Note how many lines include the word "mariné", and give that number by itself.

┌──

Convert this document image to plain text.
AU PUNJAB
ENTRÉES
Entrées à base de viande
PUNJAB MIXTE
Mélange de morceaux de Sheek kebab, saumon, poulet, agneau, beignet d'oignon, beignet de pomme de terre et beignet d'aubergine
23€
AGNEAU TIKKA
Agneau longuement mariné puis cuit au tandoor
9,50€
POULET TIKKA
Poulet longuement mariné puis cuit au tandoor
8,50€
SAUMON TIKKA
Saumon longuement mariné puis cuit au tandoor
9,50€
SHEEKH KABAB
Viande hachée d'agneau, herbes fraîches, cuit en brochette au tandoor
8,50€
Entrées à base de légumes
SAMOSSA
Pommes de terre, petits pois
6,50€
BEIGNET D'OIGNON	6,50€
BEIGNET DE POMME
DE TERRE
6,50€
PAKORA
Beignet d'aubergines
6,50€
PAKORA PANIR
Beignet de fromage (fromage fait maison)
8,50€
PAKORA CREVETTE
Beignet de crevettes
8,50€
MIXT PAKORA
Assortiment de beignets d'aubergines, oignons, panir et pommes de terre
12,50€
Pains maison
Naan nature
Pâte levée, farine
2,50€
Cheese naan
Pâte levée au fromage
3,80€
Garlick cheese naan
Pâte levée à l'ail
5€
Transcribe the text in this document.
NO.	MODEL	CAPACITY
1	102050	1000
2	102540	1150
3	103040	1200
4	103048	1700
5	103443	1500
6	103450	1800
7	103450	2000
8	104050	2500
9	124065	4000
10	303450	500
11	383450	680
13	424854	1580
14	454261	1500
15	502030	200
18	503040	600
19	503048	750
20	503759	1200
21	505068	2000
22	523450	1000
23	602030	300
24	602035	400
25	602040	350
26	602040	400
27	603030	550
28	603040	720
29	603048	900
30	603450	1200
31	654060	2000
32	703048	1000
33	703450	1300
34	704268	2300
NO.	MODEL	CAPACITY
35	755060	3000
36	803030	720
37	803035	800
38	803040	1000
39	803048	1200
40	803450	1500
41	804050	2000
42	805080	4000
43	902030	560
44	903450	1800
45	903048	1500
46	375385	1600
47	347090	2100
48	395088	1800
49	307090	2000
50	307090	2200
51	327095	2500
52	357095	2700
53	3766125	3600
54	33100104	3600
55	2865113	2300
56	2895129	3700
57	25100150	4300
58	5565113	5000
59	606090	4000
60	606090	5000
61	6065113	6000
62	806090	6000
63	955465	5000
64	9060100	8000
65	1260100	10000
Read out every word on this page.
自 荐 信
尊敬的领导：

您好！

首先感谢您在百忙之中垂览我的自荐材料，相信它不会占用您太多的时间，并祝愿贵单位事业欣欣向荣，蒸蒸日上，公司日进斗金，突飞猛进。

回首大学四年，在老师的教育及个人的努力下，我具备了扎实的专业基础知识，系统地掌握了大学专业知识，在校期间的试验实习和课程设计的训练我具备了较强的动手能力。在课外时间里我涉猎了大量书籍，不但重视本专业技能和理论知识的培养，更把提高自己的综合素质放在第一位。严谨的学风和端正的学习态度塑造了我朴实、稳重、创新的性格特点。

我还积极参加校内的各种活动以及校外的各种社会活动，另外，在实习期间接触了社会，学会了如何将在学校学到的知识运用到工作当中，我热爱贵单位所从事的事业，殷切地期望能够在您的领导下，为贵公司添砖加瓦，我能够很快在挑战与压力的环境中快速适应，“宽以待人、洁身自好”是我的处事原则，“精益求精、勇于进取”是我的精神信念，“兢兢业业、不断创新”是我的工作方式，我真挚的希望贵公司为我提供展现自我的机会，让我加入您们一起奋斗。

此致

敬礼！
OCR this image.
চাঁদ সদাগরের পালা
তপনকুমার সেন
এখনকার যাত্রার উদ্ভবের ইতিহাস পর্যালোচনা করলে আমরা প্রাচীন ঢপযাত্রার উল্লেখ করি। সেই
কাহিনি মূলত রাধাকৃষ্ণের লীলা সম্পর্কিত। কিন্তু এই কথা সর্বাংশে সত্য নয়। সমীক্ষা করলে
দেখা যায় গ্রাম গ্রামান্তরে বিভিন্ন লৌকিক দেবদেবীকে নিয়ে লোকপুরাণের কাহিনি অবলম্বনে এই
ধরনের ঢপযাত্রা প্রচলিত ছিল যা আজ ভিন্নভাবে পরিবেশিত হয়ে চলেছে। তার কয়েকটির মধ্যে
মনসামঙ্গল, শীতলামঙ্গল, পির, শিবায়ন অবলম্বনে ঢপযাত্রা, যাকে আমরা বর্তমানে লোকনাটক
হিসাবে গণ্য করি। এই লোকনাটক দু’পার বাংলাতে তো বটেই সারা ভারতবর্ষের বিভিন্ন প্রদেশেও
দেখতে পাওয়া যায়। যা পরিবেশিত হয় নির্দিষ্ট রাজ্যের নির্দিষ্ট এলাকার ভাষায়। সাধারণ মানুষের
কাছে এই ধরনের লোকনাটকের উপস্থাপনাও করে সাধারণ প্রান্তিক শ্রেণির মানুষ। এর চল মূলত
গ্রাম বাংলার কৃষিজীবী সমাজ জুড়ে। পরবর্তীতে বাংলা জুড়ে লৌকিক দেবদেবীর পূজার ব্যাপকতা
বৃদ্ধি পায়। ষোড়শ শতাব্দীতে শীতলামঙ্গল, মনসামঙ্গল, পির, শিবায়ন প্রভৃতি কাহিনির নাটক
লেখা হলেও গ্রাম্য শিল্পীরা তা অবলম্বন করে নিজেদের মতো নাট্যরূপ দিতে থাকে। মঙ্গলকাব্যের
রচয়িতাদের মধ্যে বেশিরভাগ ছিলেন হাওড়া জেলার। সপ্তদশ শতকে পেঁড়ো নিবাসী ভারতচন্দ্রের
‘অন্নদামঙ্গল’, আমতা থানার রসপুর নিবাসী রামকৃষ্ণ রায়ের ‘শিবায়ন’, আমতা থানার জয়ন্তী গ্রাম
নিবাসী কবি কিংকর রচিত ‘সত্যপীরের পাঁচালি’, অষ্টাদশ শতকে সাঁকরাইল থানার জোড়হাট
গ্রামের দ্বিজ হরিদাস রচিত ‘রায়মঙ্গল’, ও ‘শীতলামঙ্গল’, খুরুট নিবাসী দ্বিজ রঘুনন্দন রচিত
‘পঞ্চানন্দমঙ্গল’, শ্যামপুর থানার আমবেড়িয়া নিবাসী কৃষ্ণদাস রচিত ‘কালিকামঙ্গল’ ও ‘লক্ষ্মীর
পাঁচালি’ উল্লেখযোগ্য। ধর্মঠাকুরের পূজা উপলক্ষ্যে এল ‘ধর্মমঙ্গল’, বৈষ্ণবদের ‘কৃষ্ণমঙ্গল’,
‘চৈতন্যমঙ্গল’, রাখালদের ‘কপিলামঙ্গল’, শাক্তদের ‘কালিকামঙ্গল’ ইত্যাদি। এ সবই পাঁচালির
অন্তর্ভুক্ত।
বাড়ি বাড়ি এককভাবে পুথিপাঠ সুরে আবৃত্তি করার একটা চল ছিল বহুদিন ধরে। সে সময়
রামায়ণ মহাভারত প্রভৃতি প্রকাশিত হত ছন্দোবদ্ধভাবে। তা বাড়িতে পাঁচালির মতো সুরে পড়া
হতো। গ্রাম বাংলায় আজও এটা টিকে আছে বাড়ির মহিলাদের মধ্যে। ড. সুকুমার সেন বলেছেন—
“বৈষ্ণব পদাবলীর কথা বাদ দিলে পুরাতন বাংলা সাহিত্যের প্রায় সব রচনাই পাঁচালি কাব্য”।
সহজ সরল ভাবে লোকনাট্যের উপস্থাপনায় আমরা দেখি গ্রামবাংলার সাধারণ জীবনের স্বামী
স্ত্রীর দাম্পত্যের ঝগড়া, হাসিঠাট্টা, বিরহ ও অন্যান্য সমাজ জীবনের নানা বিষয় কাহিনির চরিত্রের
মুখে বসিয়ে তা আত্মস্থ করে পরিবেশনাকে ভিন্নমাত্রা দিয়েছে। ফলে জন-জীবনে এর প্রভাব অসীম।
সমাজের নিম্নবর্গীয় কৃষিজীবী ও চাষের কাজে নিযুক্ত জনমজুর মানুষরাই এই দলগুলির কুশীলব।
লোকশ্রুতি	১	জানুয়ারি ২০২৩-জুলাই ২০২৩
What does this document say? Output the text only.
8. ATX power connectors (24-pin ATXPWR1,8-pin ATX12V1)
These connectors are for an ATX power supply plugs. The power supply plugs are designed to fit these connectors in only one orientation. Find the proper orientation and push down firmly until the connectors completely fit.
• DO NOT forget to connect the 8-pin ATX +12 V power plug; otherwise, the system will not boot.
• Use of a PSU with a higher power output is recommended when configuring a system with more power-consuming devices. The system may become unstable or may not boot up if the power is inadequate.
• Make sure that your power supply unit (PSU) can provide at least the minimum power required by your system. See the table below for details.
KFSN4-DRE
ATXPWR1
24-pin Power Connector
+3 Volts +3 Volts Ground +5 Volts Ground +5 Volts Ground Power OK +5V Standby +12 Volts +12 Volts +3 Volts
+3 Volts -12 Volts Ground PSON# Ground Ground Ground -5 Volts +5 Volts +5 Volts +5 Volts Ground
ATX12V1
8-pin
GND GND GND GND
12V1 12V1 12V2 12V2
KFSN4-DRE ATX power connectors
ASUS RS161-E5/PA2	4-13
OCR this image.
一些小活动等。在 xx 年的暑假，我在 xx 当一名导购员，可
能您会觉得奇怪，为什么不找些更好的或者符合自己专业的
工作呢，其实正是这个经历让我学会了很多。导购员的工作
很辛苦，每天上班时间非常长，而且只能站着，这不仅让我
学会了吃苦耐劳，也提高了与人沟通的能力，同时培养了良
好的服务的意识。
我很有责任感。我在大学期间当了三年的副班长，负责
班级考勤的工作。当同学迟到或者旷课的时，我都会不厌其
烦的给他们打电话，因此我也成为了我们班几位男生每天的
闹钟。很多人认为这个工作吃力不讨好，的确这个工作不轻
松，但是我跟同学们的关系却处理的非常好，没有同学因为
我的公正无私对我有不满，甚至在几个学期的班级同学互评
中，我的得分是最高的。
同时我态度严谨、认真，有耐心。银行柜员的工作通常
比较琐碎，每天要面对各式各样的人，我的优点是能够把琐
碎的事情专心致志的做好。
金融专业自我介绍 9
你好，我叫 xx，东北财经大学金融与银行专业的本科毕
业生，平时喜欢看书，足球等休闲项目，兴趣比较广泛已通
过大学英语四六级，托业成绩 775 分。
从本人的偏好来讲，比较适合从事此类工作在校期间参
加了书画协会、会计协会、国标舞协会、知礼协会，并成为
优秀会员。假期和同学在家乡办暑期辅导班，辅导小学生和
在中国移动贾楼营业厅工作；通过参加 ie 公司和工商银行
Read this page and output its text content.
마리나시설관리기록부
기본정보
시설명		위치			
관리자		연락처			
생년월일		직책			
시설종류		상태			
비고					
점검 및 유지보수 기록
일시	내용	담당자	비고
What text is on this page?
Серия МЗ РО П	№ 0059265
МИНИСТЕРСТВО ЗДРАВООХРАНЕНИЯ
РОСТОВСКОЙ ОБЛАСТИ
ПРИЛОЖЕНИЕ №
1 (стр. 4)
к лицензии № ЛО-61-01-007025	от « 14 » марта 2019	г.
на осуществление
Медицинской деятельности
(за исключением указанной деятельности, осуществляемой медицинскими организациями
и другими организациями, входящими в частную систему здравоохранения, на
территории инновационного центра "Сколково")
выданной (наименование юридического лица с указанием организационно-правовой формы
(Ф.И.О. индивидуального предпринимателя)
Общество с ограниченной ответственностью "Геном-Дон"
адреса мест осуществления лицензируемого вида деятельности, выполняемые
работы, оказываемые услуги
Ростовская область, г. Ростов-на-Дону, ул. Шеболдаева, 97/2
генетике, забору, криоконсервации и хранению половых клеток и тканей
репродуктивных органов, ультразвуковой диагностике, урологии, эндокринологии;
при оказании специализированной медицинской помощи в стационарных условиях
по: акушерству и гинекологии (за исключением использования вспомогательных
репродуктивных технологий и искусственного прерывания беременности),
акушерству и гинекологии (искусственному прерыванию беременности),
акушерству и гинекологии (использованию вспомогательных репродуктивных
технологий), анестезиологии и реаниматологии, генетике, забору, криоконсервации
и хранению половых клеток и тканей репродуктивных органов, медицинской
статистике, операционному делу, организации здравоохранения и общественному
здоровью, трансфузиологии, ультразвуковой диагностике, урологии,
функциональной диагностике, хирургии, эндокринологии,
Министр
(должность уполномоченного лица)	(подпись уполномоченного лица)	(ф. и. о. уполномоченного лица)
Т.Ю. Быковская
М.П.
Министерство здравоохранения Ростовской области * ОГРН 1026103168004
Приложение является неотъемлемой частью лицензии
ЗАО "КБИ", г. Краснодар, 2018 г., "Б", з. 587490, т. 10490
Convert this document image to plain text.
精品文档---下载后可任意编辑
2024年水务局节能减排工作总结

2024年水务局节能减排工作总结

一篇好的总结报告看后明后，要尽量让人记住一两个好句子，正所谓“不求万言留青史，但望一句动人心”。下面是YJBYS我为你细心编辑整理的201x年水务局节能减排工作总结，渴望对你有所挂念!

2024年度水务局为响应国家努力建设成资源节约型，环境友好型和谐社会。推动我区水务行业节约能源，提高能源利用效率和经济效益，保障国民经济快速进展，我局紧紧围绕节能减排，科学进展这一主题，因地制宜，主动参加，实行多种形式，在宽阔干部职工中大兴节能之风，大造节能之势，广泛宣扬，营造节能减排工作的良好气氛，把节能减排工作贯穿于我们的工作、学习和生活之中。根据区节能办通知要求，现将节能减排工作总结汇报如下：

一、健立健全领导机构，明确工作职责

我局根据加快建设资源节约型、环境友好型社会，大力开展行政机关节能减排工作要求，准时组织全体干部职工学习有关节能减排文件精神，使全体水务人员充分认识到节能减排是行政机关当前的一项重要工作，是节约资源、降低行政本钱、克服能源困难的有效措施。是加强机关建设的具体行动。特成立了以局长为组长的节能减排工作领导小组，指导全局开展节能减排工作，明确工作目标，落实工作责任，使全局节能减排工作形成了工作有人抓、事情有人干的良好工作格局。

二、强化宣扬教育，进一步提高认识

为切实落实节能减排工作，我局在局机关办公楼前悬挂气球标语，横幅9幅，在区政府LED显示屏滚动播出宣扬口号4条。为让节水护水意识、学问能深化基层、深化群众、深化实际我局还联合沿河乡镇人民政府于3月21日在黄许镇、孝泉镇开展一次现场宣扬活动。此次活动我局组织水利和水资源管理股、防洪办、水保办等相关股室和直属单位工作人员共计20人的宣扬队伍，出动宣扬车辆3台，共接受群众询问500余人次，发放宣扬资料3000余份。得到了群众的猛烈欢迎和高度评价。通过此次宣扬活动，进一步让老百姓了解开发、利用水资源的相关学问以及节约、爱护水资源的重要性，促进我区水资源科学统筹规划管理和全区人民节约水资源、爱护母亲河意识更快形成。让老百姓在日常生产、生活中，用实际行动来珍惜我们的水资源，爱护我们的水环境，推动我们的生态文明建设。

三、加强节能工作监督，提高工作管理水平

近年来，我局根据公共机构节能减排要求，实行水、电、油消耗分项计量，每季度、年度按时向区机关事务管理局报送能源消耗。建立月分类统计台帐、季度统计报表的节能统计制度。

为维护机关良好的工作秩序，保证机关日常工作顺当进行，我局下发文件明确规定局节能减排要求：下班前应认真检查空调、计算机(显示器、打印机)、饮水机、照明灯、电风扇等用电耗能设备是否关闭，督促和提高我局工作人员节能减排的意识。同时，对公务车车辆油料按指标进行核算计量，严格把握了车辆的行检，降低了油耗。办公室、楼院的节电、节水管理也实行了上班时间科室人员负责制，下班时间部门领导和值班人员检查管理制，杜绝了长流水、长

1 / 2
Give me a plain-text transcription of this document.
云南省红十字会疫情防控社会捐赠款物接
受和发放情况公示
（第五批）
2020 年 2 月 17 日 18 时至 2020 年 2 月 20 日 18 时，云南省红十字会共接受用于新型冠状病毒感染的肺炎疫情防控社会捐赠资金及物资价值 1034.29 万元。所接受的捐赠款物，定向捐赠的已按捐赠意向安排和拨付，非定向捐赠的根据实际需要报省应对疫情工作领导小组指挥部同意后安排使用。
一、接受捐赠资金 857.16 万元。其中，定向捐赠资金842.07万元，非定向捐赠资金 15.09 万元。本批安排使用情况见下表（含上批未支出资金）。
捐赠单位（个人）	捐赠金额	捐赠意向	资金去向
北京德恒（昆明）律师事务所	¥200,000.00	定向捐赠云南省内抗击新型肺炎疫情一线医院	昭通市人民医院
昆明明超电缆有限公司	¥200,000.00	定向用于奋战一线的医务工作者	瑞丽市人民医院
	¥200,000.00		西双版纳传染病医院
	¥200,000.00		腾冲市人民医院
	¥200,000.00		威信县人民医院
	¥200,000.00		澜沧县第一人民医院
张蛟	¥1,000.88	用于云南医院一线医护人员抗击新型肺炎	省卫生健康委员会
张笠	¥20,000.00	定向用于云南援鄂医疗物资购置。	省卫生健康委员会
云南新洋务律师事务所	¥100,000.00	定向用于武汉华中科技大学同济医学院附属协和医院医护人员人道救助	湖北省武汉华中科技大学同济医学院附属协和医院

└──

* Result for this task: 3